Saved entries
◇ ◇ ◇ ◇ ◇ ◇ ◇

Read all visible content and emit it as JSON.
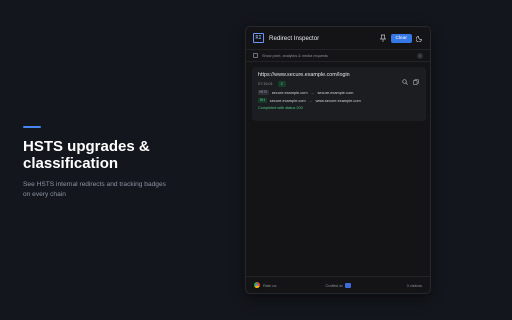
{
  "promo": {
    "title": "HSTS upgrades & classification",
    "description": "See HSTS internal redirects and tracking badges on every chain"
  },
  "app": {
    "title": "Redirect Inspector",
    "clear_label": "Clear",
    "logo_text": "RI"
  },
  "options": {
    "label": "Show pixel, analytics & media requests",
    "info": "i"
  },
  "card": {
    "url": "https://www.secure.example.com/login",
    "time": "07:15:01",
    "count": "2",
    "hops": [
      {
        "badge": "HSTS",
        "from": "secure.example.com",
        "to": "secure.example.com"
      },
      {
        "badge": "301",
        "from": "secure.example.com",
        "to": "www.secure.example.com"
      }
    ],
    "status": "Completed with status 200"
  },
  "footer": {
    "rate": "Rate us",
    "crafted": "Crafted at",
    "visitors": "3 visitors"
  },
  "colors": {
    "accent": "#3578e6",
    "success": "#4fca84",
    "background": "#13161c",
    "panel": "#141416"
  }
}
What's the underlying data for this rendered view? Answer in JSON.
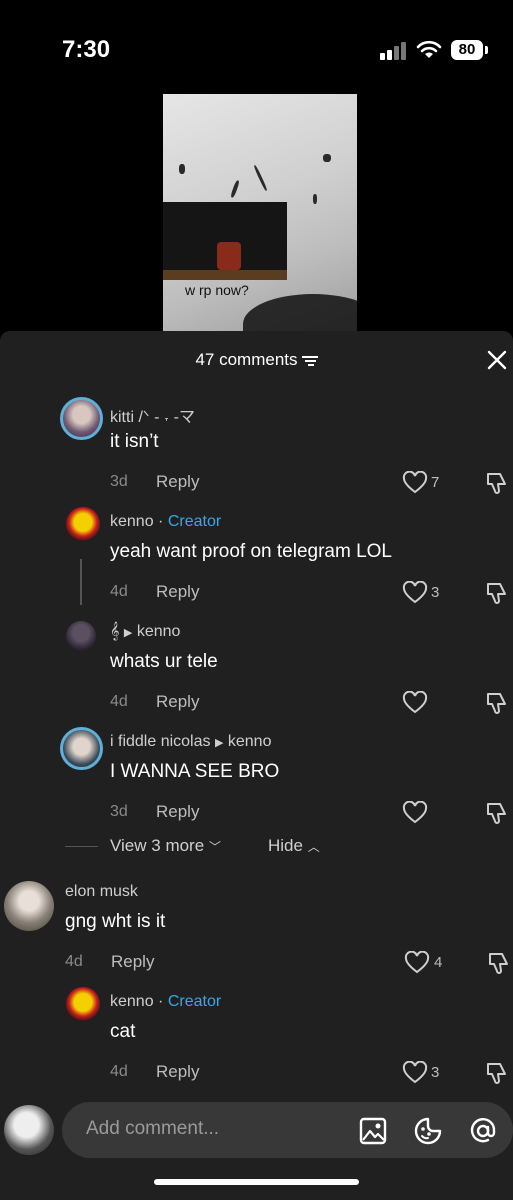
{
  "status_bar": {
    "time": "7:30",
    "battery": "80"
  },
  "video": {
    "caption": "w           rp now?"
  },
  "comments_header": {
    "count_label": "47 comments"
  },
  "comments": [
    {
      "user": "kitti /ᐠ - ˕ -マ",
      "text": "it isn’t",
      "age": "3d",
      "reply": "Reply",
      "likes": "7"
    },
    {
      "user": "kenno",
      "badge": "Creator",
      "text": "yeah want proof on telegram LOL",
      "age": "4d",
      "reply": "Reply",
      "likes": "3"
    },
    {
      "user": "𝄞",
      "reply_to": "kenno",
      "text": "whats ur tele",
      "age": "4d",
      "reply": "Reply",
      "likes": ""
    },
    {
      "user": "i fiddle nicolas",
      "reply_to": "kenno",
      "text": "I WANNA SEE BRO",
      "age": "3d",
      "reply": "Reply",
      "likes": ""
    },
    {
      "user": "elon musk",
      "text": "gng wht is it",
      "age": "4d",
      "reply": "Reply",
      "likes": "4"
    },
    {
      "user": "kenno",
      "badge": "Creator",
      "text": "cat",
      "age": "4d",
      "reply": "Reply",
      "likes": "3"
    }
  ],
  "thread_controls": {
    "view_more": "View 3 more",
    "hide": "Hide"
  },
  "composer": {
    "placeholder": "Add comment..."
  },
  "colors": {
    "sheet_bg": "#202020",
    "creator_blue": "#3aa6e8",
    "input_bg": "#383838"
  },
  "icons": {
    "header": [
      "sort-icon",
      "close-icon"
    ],
    "comment_actions": [
      "heart-icon",
      "dislike-icon"
    ],
    "composer": [
      "image-icon",
      "emoji-icon",
      "mention-icon"
    ]
  }
}
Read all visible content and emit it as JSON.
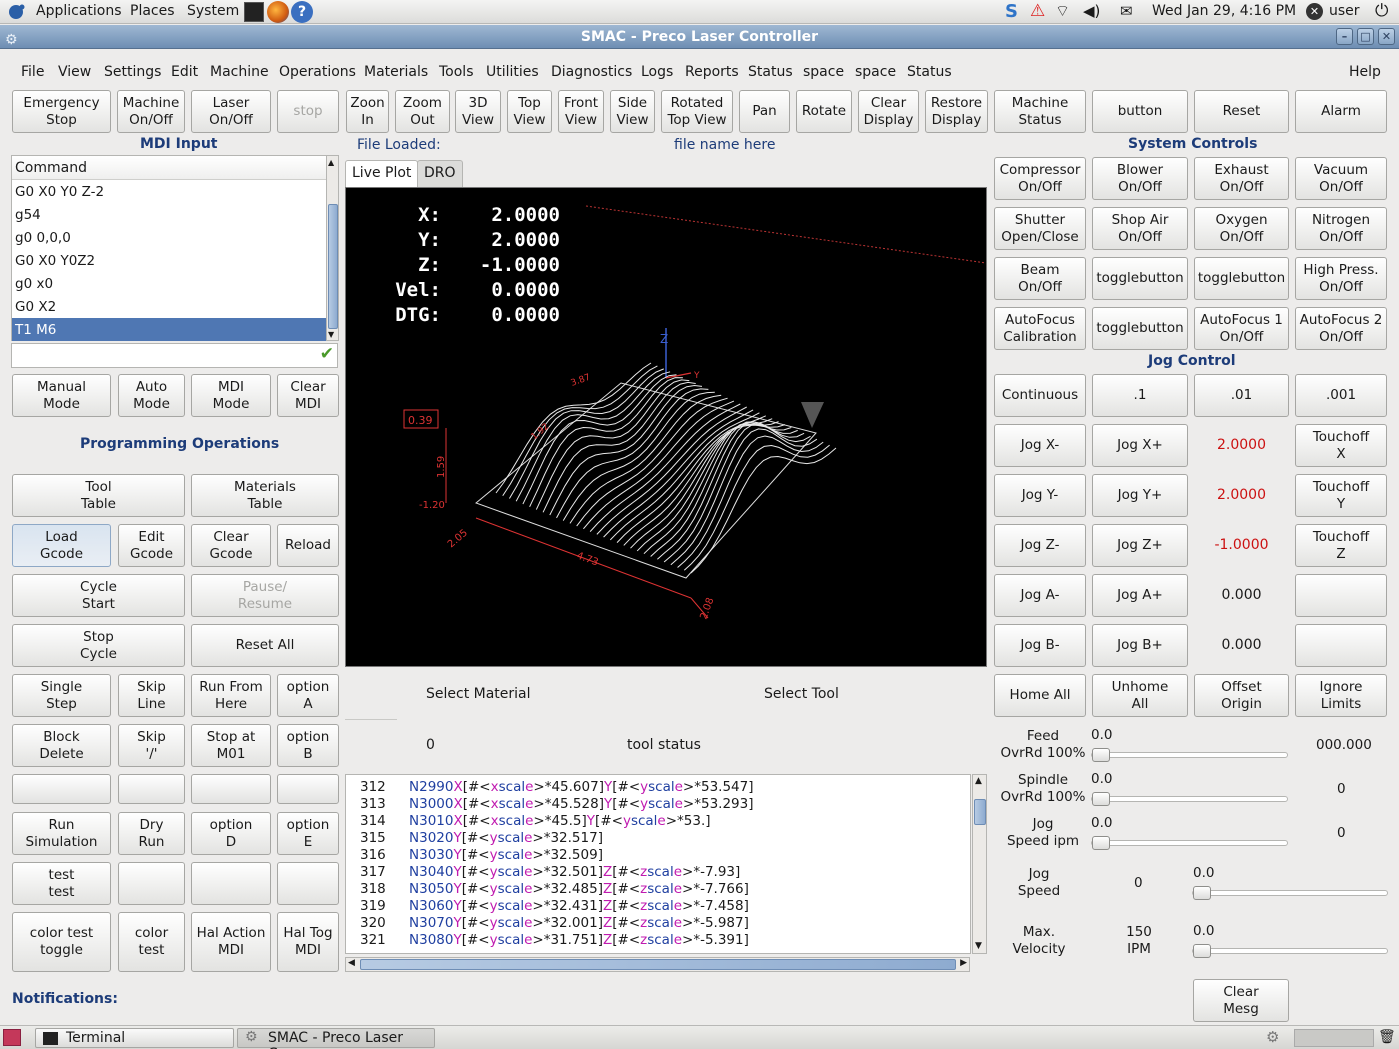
{
  "toppanel": {
    "applications": "Applications",
    "places": "Places",
    "system": "System",
    "datetime": "Wed Jan 29,  4:16 PM",
    "user": "user"
  },
  "window": {
    "title": "SMAC - Preco Laser Controller"
  },
  "menu": {
    "items": [
      "File",
      "View",
      "Settings",
      "Edit",
      "Machine",
      "Operations",
      "Materials",
      "Tools",
      "Utilities",
      "Diagnostics",
      "Logs",
      "Reports",
      "Status",
      "space",
      "space",
      "Status"
    ],
    "help": "Help"
  },
  "toolbar": [
    "Emergency\nStop",
    "Machine\nOn/Off",
    "Laser\nOn/Off",
    "stop",
    "Zoon\nIn",
    "Zoom\nOut",
    "3D\nView",
    "Top\nView",
    "Front\nView",
    "Side\nView",
    "Rotated\nTop View",
    "Pan",
    "Rotate",
    "Clear\nDisplay",
    "Restore\nDisplay",
    "Machine\nStatus",
    "button",
    "Reset",
    "Alarm"
  ],
  "mdi": {
    "title": "MDI Input",
    "column": "Command",
    "rows": [
      "G0 X0 Y0 Z-2",
      "g54",
      "g0 0,0,0",
      "G0 X0 Y0Z2",
      "g0 x0",
      "G0 X2",
      "T1 M6"
    ],
    "selected_index": 6,
    "modes": [
      "Manual\nMode",
      "Auto\nMode",
      "MDI\nMode",
      "Clear\nMDI"
    ]
  },
  "prog": {
    "title": "Programming Operations",
    "buttons": [
      "Tool\nTable",
      "Materials\nTable",
      "Load\nGcode",
      "Edit\nGcode",
      "Clear\nGcode",
      "Reload",
      "Cycle\nStart",
      "Pause/\nResume",
      "Stop\nCycle",
      "Reset All",
      "Single\nStep",
      "Skip\nLine",
      "Run From\nHere",
      "option\nA",
      "Block\nDelete",
      "Skip\n'/'",
      "Stop at\nM01",
      "option\nB",
      "",
      "",
      "",
      "",
      "Run\nSimulation",
      "Dry\nRun",
      "option\nD",
      "option\nE",
      "test\ntest",
      "",
      "",
      "",
      "color test\ntoggle",
      "color\ntest",
      "Hal Action\nMDI",
      "Hal Tog\nMDI"
    ]
  },
  "center": {
    "file_loaded_label": "File Loaded:",
    "file_name": "file name here",
    "tabs": [
      "Live Plot",
      "DRO"
    ],
    "select_material": "Select Material",
    "select_tool": "Select Tool",
    "tool_number": "0",
    "tool_status": "tool status"
  },
  "dro": {
    "labels": [
      "X:",
      "Y:",
      "Z:",
      "Vel:",
      "DTG:"
    ],
    "values": [
      "2.0000",
      "2.0000",
      "-1.0000",
      "0.0000",
      "0.0000"
    ]
  },
  "plot_labels": {
    "z_axis": "Z",
    "y_axis": "Y",
    "dims": [
      "0.39",
      "1.59",
      "-1.20",
      "2.05",
      "4.73",
      "2.08",
      "1.92",
      "3.87"
    ]
  },
  "gcode": [
    {
      "n": "312",
      "c": "N2990X[#<xscale>*45.607]Y[#<yscale>*53.547]"
    },
    {
      "n": "313",
      "c": "N3000X[#<xscale>*45.528]Y[#<yscale>*53.293]"
    },
    {
      "n": "314",
      "c": "N3010X[#<xscale>*45.5]Y[#<yscale>*53.]"
    },
    {
      "n": "315",
      "c": "N3020Y[#<yscale>*32.517]"
    },
    {
      "n": "316",
      "c": "N3030Y[#<yscale>*32.509]"
    },
    {
      "n": "317",
      "c": "N3040Y[#<yscale>*32.501]Z[#<zscale>*-7.93]"
    },
    {
      "n": "318",
      "c": "N3050Y[#<yscale>*32.485]Z[#<zscale>*-7.766]"
    },
    {
      "n": "319",
      "c": "N3060Y[#<yscale>*32.431]Z[#<zscale>*-7.458]"
    },
    {
      "n": "320",
      "c": "N3070Y[#<yscale>*32.001]Z[#<zscale>*-5.987]"
    },
    {
      "n": "321",
      "c": "N3080Y[#<yscale>*31.751]Z[#<zscale>*-5.391]"
    }
  ],
  "system_controls": {
    "title": "System Controls",
    "buttons": [
      "Compressor\nOn/Off",
      "Blower\nOn/Off",
      "Exhaust\nOn/Off",
      "Vacuum\nOn/Off",
      "Shutter\nOpen/Close",
      "Shop Air\nOn/Off",
      "Oxygen\nOn/Off",
      "Nitrogen\nOn/Off",
      "Beam\nOn/Off",
      "togglebutton",
      "togglebutton",
      "High Press.\nOn/Off",
      "AutoFocus\nCalibration",
      "togglebutton",
      "AutoFocus 1\nOn/Off",
      "AutoFocus 2\nOn/Off"
    ]
  },
  "jog": {
    "title": "Jog Control",
    "increments": [
      "Continuous",
      ".1",
      ".01",
      ".001"
    ],
    "rows": [
      {
        "minus": "Jog X-",
        "plus": "Jog X+",
        "value": "2.0000",
        "red": true,
        "touch": "Touchoff\nX"
      },
      {
        "minus": "Jog Y-",
        "plus": "Jog Y+",
        "value": "2.0000",
        "red": true,
        "touch": "Touchoff\nY"
      },
      {
        "minus": "Jog Z-",
        "plus": "Jog Z+",
        "value": "-1.0000",
        "red": true,
        "touch": "Touchoff\nZ"
      },
      {
        "minus": "Jog A-",
        "plus": "Jog A+",
        "value": "0.000",
        "red": false,
        "touch": ""
      },
      {
        "minus": "Jog B-",
        "plus": "Jog B+",
        "value": "0.000",
        "red": false,
        "touch": ""
      }
    ],
    "bottom": [
      "Home All",
      "Unhome\nAll",
      "Offset\nOrigin",
      "Ignore\nLimits"
    ]
  },
  "overrides": {
    "feed_label": "Feed\nOvrRd 100%",
    "feed_val": "0.0",
    "feed_right": "000.000",
    "spindle_label": "Spindle\nOvrRd 100%",
    "spindle_val": "0.0",
    "spindle_right": "0",
    "jogipm_label": "Jog\nSpeed ipm",
    "jogipm_val": "0.0",
    "jogipm_right": "0",
    "jogspeed_label": "Jog\nSpeed",
    "jogspeed_num": "0",
    "jogspeed_val": "0.0",
    "maxvel_label": "Max.\nVelocity",
    "maxvel_num": "150\nIPM",
    "maxvel_val": "0.0"
  },
  "notifications": {
    "label": "Notifications:",
    "clear": "Clear\nMesg"
  },
  "taskbar": {
    "terminal": "Terminal",
    "smac": "SMAC - Preco Laser Co..."
  }
}
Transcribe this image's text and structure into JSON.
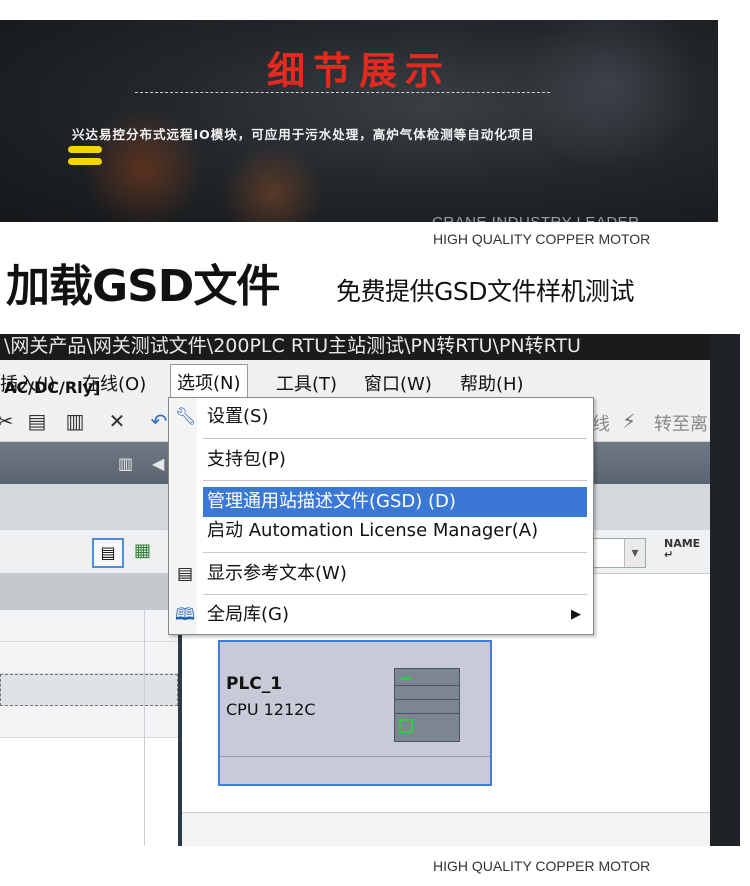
{
  "banner": {
    "title": "细节展示",
    "description": "兴达易控分布式远程IO模块，可应用于污水处理，高炉气体检测等自动化项目",
    "tagline": "CRANE INDUSTRY LEADER"
  },
  "header": {
    "brand_line_top": "HIGH QUALITY COPPER MOTOR",
    "title": "加载GSD文件",
    "subtitle": "免费提供GSD文件样机测试"
  },
  "software": {
    "title_bar": "\\网关产品\\网关测试文件\\200PLC RTU主站测试\\PN转RTU\\PN转RTU",
    "menu": [
      "插入(I)",
      "在线(O)",
      "选项(N)",
      "工具(T)",
      "窗口(W)",
      "帮助(H)"
    ],
    "toolbar_right_items": [
      "线",
      "转至离"
    ],
    "options_menu": [
      {
        "label": "设置(S)",
        "icon": "wrench-icon"
      },
      {
        "label": "支持包(P)",
        "icon": ""
      },
      {
        "label": "管理通用站描述文件(GSD) (D)",
        "icon": "",
        "highlighted": true
      },
      {
        "label": "启动 Automation License Manager(A)",
        "icon": ""
      },
      {
        "label": "显示参考文本(W)",
        "icon": "reference-text-icon"
      },
      {
        "label": "全局库(G)",
        "icon": "book-icon",
        "submenu": true
      }
    ],
    "left_pane_text": "AC/DC/Rly]",
    "row_name_label": "NAME",
    "plc": {
      "name": "PLC_1",
      "cpu": "CPU 1212C"
    }
  },
  "footer": {
    "brand_line_bottom": "HIGH QUALITY COPPER MOTOR"
  },
  "colors": {
    "banner_title": "#e42a1f",
    "accent_yellow": "#f5d400",
    "highlight_blue": "#3b78d6",
    "plc_border": "#3c7fd4"
  }
}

◇ ◇ ◇ ◇ ◇ ◇ ◇

### [Task to carry out]
Copy every line above that holds the word "SMAC".

### [Written answer]
    "title": "SMAC - Preco Laser Controller"
    "smac": "SMAC - Preco Laser Co..."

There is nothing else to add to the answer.